TASK REQUIREMENTS:
Keep every line where the word "this" appears; drop the rest.

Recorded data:
========

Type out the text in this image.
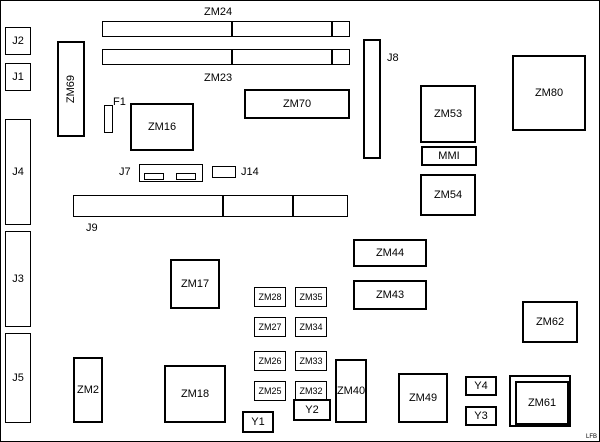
ZM24
ZM23
J9
J7	J14
J2
J1
J4
J3
J5
ZM69	F1
ZM16
ZM70
J8
ZM53
ZM80
MMI
ZM54
ZM17
ZM44
ZM43
ZM62
ZM28 ZM35
ZM27 ZM34
ZM26 ZM33
ZM25 ZM32
ZM2	ZM18	ZM40
ZM49
Y4
Y3
ZM61
Y1
Y2
LFB
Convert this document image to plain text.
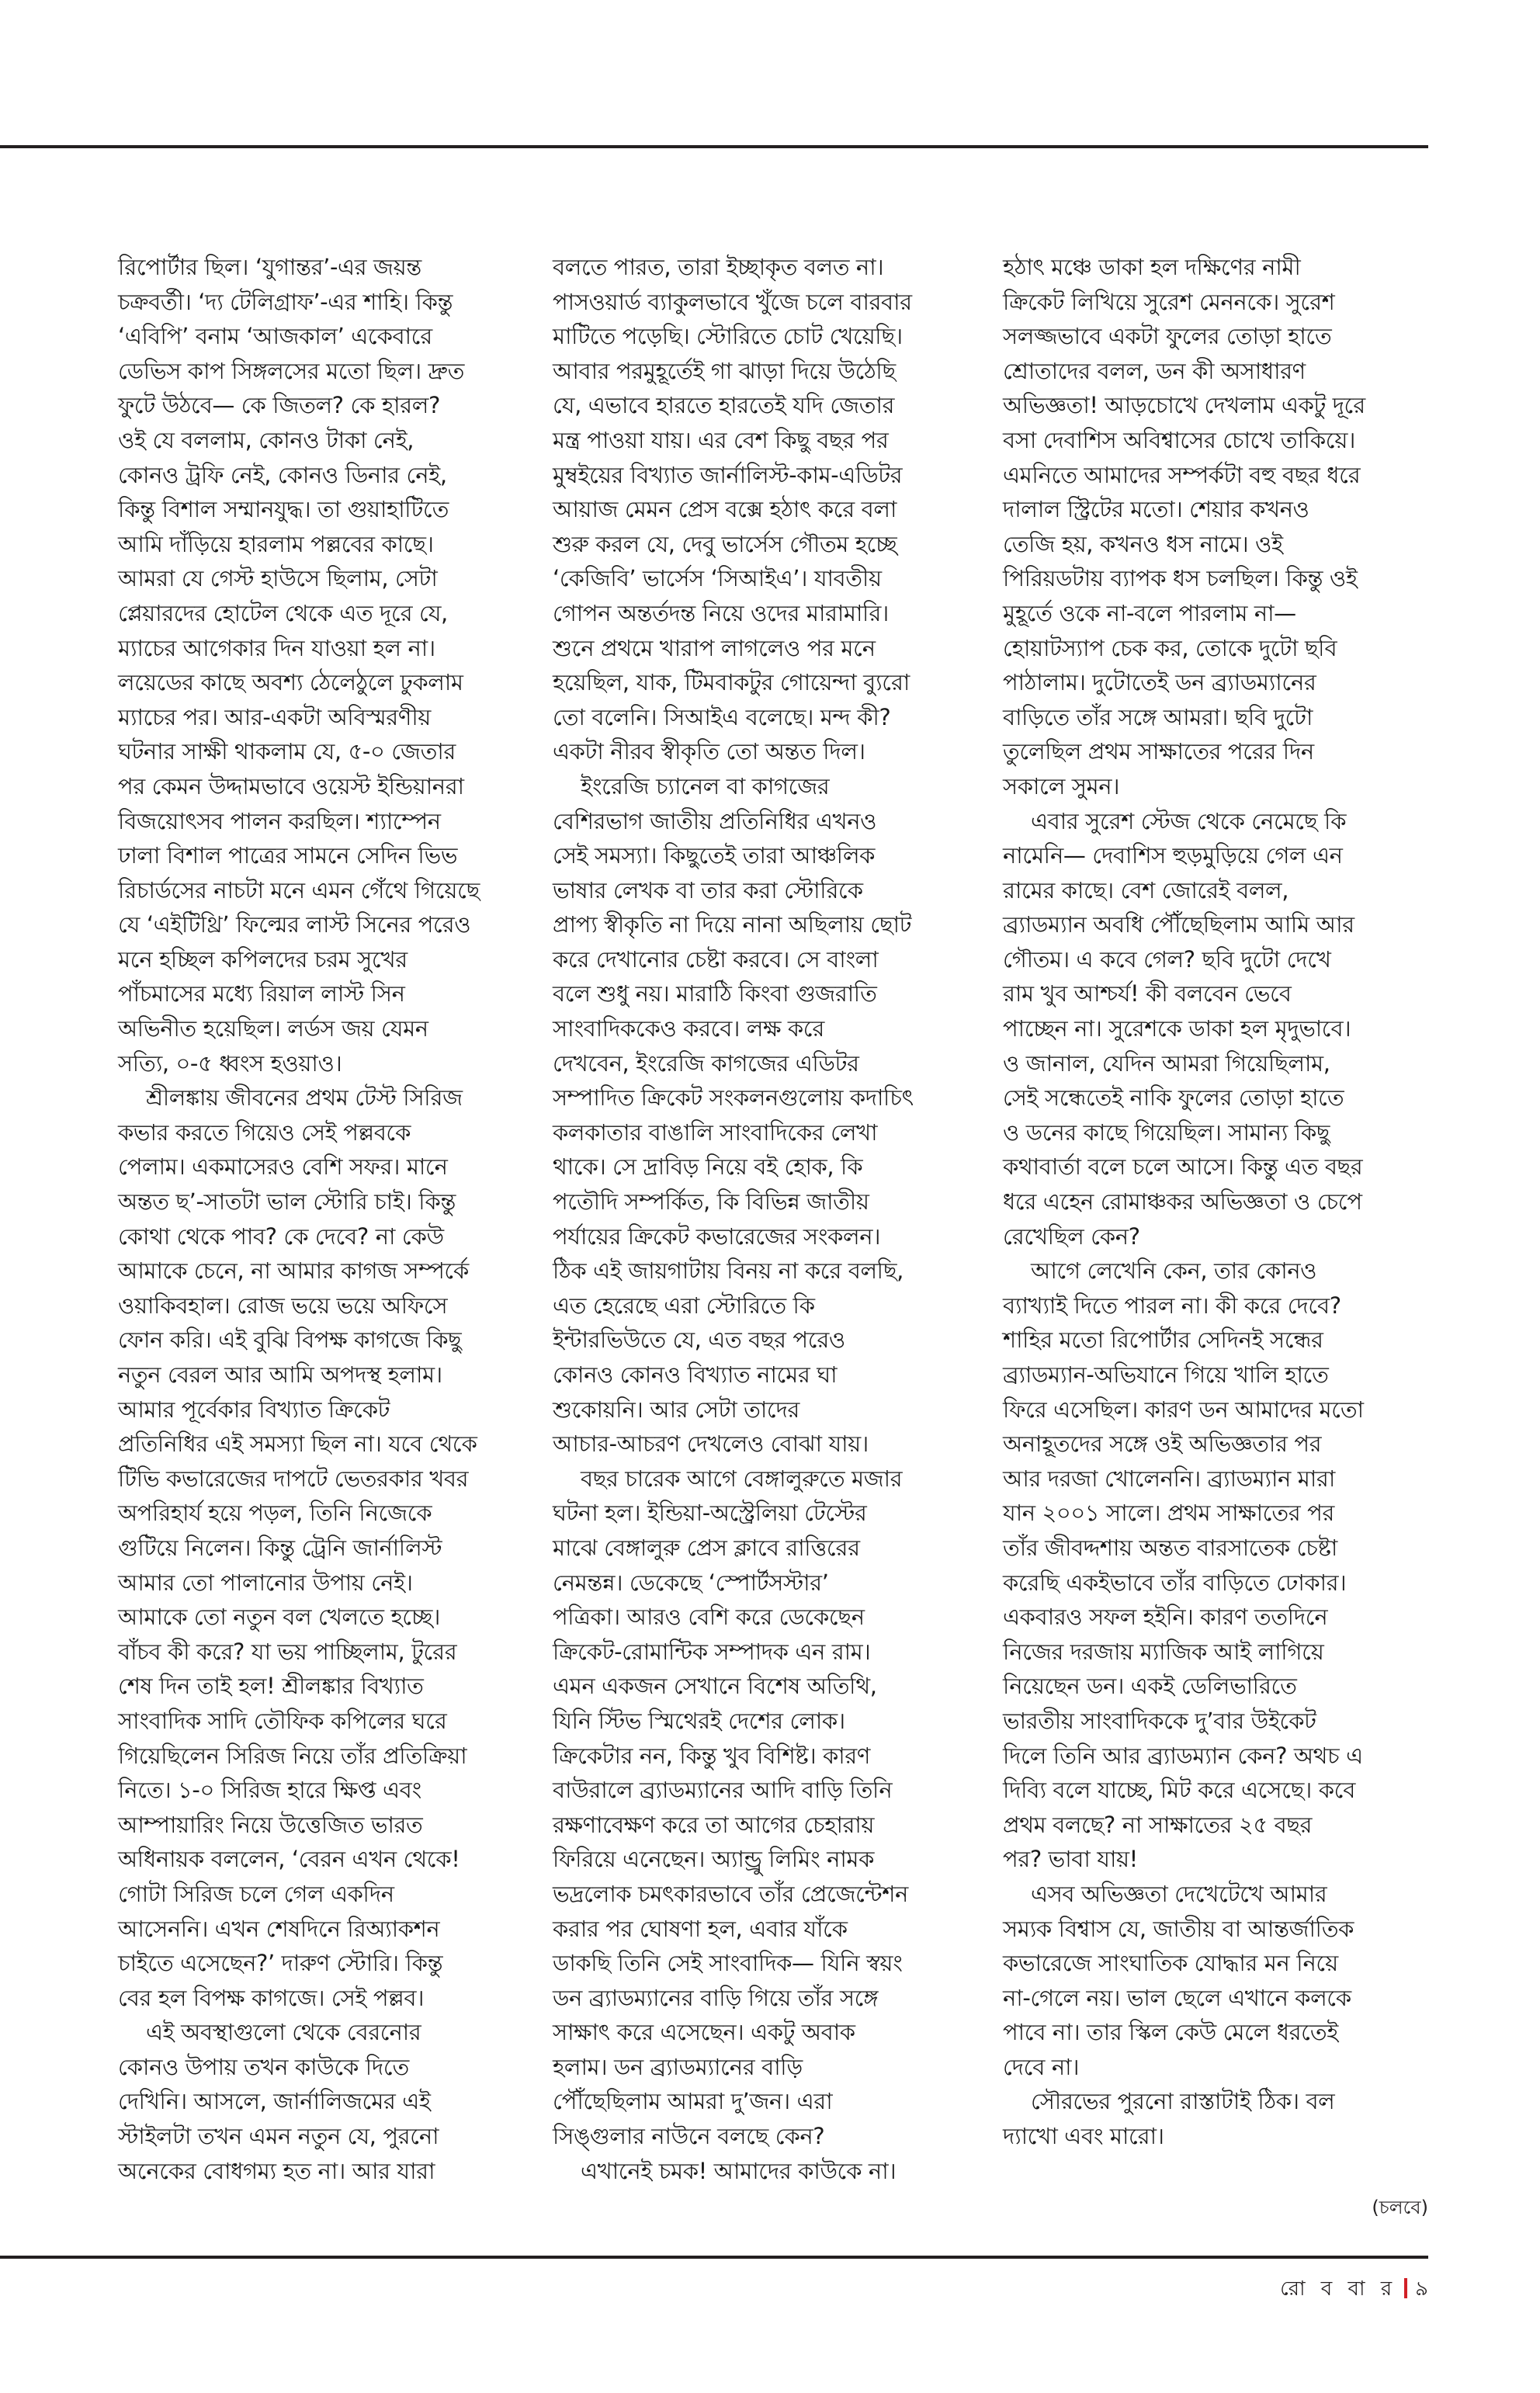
রিপোর্টার ছিল। ‘যুগান্তর’-এর জয়ন্ত
চক্রবর্তী। ‘দ্য টেলিগ্রাফ’-এর শাহি। কিন্তু
‘এবিপি’ বনাম ‘আজকাল’ একেবারে
ডেভিস কাপ সিঙ্গলসের মতো ছিল। দ্রুত
ফুটে উঠবে— কে জিতল? কে হারল?
ওই যে বললাম, কোনও টাকা নেই,
কোনও ট্রফি নেই, কোনও ডিনার নেই,
কিন্তু বিশাল সম্মানযুদ্ধ। তা গুয়াহাটিতে
আমি দাঁড়িয়ে হারলাম পল্লবের কাছে।
আমরা যে গেস্ট হাউসে ছিলাম, সেটা
প্লেয়ারদের হোটেল থেকে এত দূরে যে,
ম্যাচের আগেকার দিন যাওয়া হল না।
লয়েডের কাছে অবশ্য ঠেলেঠুলে ঢুকলাম
ম্যাচের পর। আর-একটা অবিস্মরণীয়
ঘটনার সাক্ষী থাকলাম যে, ৫-০ জেতার
পর কেমন উদ্দামভাবে ওয়েস্ট ইন্ডিয়ানরা
বিজয়োৎসব পালন করছিল। শ্যাম্পেন
ঢালা বিশাল পাত্রের সামনে সেদিন ভিভ
রিচার্ডসের নাচটা মনে এমন গেঁথে গিয়েছে
যে ‘এইটিথ্রি’ ফিল্মের লাস্ট সিনের পরেও
মনে হচ্ছিল কপিলদের চরম সুখের
পাঁচমাসের মধ্যে রিয়াল লাস্ট সিন
অভিনীত হয়েছিল। লর্ডস জয় যেমন
সত্যি, ০-৫ ধ্বংস হওয়াও।
শ্রীলঙ্কায় জীবনের প্রথম টেস্ট সিরিজ
কভার করতে গিয়েও সেই পল্লবকে
পেলাম। একমাসেরও বেশি সফর। মানে
অন্তত ছ’-সাতটা ভাল স্টোরি চাই। কিন্তু
কোথা থেকে পাব? কে দেবে? না কেউ
আমাকে চেনে, না আমার কাগজ সম্পর্কে
ওয়াকিবহাল। রোজ ভয়ে ভয়ে অফিসে
ফোন করি। এই বুঝি বিপক্ষ কাগজে কিছু
নতুন বেরল আর আমি অপদস্থ হলাম।
আমার পূর্বেকার বিখ্যাত ক্রিকেট
প্রতিনিধির এই সমস্যা ছিল না। যবে থেকে
টিভি কভারেজের দাপটে ভেতরকার খবর
অপরিহার্য হয়ে পড়ল, তিনি নিজেকে
গুটিয়ে নিলেন। কিন্তু ট্রেনি জার্নালিস্ট
আমার তো পালানোর উপায় নেই।
আমাকে তো নতুন বল খেলতে হচ্ছে।
বাঁচব কী করে? যা ভয় পাচ্ছিলাম, টুরের
শেষ দিন তাই হল! শ্রীলঙ্কার বিখ্যাত
সাংবাদিক সাদি তৌফিক কপিলের ঘরে
গিয়েছিলেন সিরিজ নিয়ে তাঁর প্রতিক্রিয়া
নিতে। ১-০ সিরিজ হারে ক্ষিপ্ত এবং
আম্পায়ারিং নিয়ে উত্তেজিত ভারত
অধিনায়ক বললেন, ‘বেরন এখন থেকে!
গোটা সিরিজ চলে গেল একদিন
আসেননি। এখন শেষদিনে রিঅ্যাকশন
চাইতে এসেছেন?’ দারুণ স্টোরি। কিন্তু
বের হল বিপক্ষ কাগজে। সেই পল্লব।
এই অবস্থাগুলো থেকে বেরনোর
কোনও উপায় তখন কাউকে দিতে
দেখিনি। আসলে, জার্নালিজমের এই
স্টাইলটা তখন এমন নতুন যে, পুরনো
অনেকের বোধগম্য হত না। আর যারা
বলতে পারত, তারা ইচ্ছাকৃত বলত না।
পাসওয়ার্ড ব্যাকুলভাবে খুঁজে চলে বারবার
মাটিতে পড়েছি। স্টোরিতে চোট খেয়েছি।
আবার পরমুহূর্তেই গা ঝাড়া দিয়ে উঠেছি
যে, এভাবে হারতে হারতেই যদি জেতার
মন্ত্র পাওয়া যায়। এর বেশ কিছু বছর পর
মুম্বইয়ের বিখ্যাত জার্নালিস্ট-কাম-এডিটর
আয়াজ মেমন প্রেস বক্সে হঠাৎ করে বলা
শুরু করল যে, দেবু ভার্সেস গৌতম হচ্ছে
‘কেজিবি’ ভার্সেস ‘সিআইএ’। যাবতীয়
গোপন অন্তর্তদন্ত নিয়ে ওদের মারামারি।
শুনে প্রথমে খারাপ লাগলেও পর মনে
হয়েছিল, যাক, টিমবাকটুর গোয়েন্দা ব্যুরো
তো বলেনি। সিআইএ বলেছে। মন্দ কী?
একটা নীরব স্বীকৃতি তো অন্তত দিল।
ইংরেজি চ্যানেল বা কাগজের
বেশিরভাগ জাতীয় প্রতিনিধির এখনও
সেই সমস্যা। কিছুতেই তারা আঞ্চলিক
ভাষার লেখক বা তার করা স্টোরিকে
প্রাপ্য স্বীকৃতি না দিয়ে নানা অছিলায় ছোট
করে দেখানোর চেষ্টা করবে। সে বাংলা
বলে শুধু নয়। মারাঠি কিংবা গুজরাতি
সাংবাদিককেও করবে। লক্ষ করে
দেখবেন, ইংরেজি কাগজের এডিটর
সম্পাদিত ক্রিকেট সংকলনগুলোয় কদাচিৎ
কলকাতার বাঙালি সাংবাদিকের লেখা
থাকে। সে দ্রাবিড় নিয়ে বই হোক, কি
পতৌদি সম্পর্কিত, কি বিভিন্ন জাতীয়
পর্যায়ের ক্রিকেট কভারেজের সংকলন।
ঠিক এই জায়গাটায় বিনয় না করে বলছি,
এত হেরেছে এরা স্টোরিতে কি
ইন্টারভিউতে যে, এত বছর পরেও
কোনও কোনও বিখ্যাত নামের ঘা
শুকোয়নি। আর সেটা তাদের
আচার-আচরণ দেখলেও বোঝা যায়।
বছর চারেক আগে বেঙ্গালুরুতে মজার
ঘটনা হল। ইন্ডিয়া-অস্ট্রেলিয়া টেস্টের
মাঝে বেঙ্গালুরু প্রেস ক্লাবে রাত্তিরের
নেমন্তন্ন। ডেকেছে ‘স্পোর্টসস্টার’
পত্রিকা। আরও বেশি করে ডেকেছেন
ক্রিকেট-রোমান্টিক সম্পাদক এন রাম।
এমন একজন সেখানে বিশেষ অতিথি,
যিনি স্টিভ স্মিথেরই দেশের লোক।
ক্রিকেটার নন, কিন্তু খুব বিশিষ্ট। কারণ
বাউরালে ব্র্যাডম্যানের আদি বাড়ি তিনি
রক্ষণাবেক্ষণ করে তা আগের চেহারায়
ফিরিয়ে এনেছেন। অ্যান্ড্রু লিমিং নামক
ভদ্রলোক চমৎকারভাবে তাঁর প্রেজেন্টেশন
করার পর ঘোষণা হল, এবার যাঁকে
ডাকছি তিনি সেই সাংবাদিক— যিনি স্বয়ং
ডন ব্র্যাডম্যানের বাড়ি গিয়ে তাঁর সঙ্গে
সাক্ষাৎ করে এসেছেন। একটু অবাক
হলাম। ডন ব্র্যাডম্যানের বাড়ি
পৌঁছেছিলাম আমরা দু’জন। এরা
সিঙ্গুলার নাউনে বলছে কেন?
এখানেই চমক! আমাদের কাউকে না।
হঠাৎ মঞ্চে ডাকা হল দক্ষিণের নামী
ক্রিকেট লিখিয়ে সুরেশ মেননকে। সুরেশ
সলজ্জভাবে একটা ফুলের তোড়া হাতে
শ্রোতাদের বলল, ডন কী অসাধারণ
অভিজ্ঞতা! আড়চোখে দেখলাম একটু দূরে
বসা দেবাশিস অবিশ্বাসের চোখে তাকিয়ে।
এমনিতে আমাদের সম্পর্কটা বহু বছর ধরে
দালাল স্ট্রিটের মতো। শেয়ার কখনও
তেজি হয়, কখনও ধস নামে। ওই
পিরিয়ডটায় ব্যাপক ধস চলছিল। কিন্তু ওই
মুহূর্তে ওকে না-বলে পারলাম না—
হোয়াটস্যাপ চেক কর, তোকে দুটো ছবি
পাঠালাম। দুটোতেই ডন ব্র্যাডম্যানের
বাড়িতে তাঁর সঙ্গে আমরা। ছবি দুটো
তুলেছিল প্রথম সাক্ষাতের পরের দিন
সকালে সুমন।
এবার সুরেশ স্টেজ থেকে নেমেছে কি
নামেনি— দেবাশিস হুড়মুড়িয়ে গেল এন
রামের কাছে। বেশ জোরেই বলল,
ব্র্যাডম্যান অবধি পৌঁছেছিলাম আমি আর
গৌতম। এ কবে গেল? ছবি দুটো দেখে
রাম খুব আশ্চর্য! কী বলবেন ভেবে
পাচ্ছেন না। সুরেশকে ডাকা হল মৃদুভাবে।
ও জানাল, যেদিন আমরা গিয়েছিলাম,
সেই সন্ধেতেই নাকি ফুলের তোড়া হাতে
ও ডনের কাছে গিয়েছিল। সামান্য কিছু
কথাবার্তা বলে চলে আসে। কিন্তু এত বছর
ধরে এহেন রোমাঞ্চকর অভিজ্ঞতা ও চেপে
রেখেছিল কেন?
আগে লেখেনি কেন, তার কোনও
ব্যাখ্যাই দিতে পারল না। কী করে দেবে?
শাহির মতো রিপোর্টার সেদিনই সন্ধের
ব্র্যাডম্যান-অভিযানে গিয়ে খালি হাতে
ফিরে এসেছিল। কারণ ডন আমাদের মতো
অনাহূতদের সঙ্গে ওই অভিজ্ঞতার পর
আর দরজা খোলেননি। ব্র্যাডম্যান মারা
যান ২০০১ সালে। প্রথম সাক্ষাতের পর
তাঁর জীবদ্দশায় অন্তত বারসাতেক চেষ্টা
করেছি একইভাবে তাঁর বাড়িতে ঢোকার।
একবারও সফল হইনি। কারণ ততদিনে
নিজের দরজায় ম্যাজিক আই লাগিয়ে
নিয়েছেন ডন। একই ডেলিভারিতে
ভারতীয় সাংবাদিককে দু’বার উইকেট
দিলে তিনি আর ব্র্যাডম্যান কেন? অথচ এ
দিব্যি বলে যাচ্ছে, মিট করে এসেছে। কবে
প্রথম বলছে? না সাক্ষাতের ২৫ বছর
পর? ভাবা যায়!
এসব অভিজ্ঞতা দেখেটেখে আমার
সম্যক বিশ্বাস যে, জাতীয় বা আন্তর্জাতিক
কভারেজে সাংঘাতিক যোদ্ধার মন নিয়ে
না-গেলে নয়। ভাল ছেলে এখানে কলকে
পাবে না। তার স্কিল কেউ মেলে ধরতেই
দেবে না।
সৌরভের পুরনো রাস্তাটাই ঠিক। বল
দ্যাখো এবং মারো।
(চলবে)
রো ব বা র ৯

========

SOLUTION TO THE EXERCISE:
Type out the text in this image.
Convert this document image to plain text.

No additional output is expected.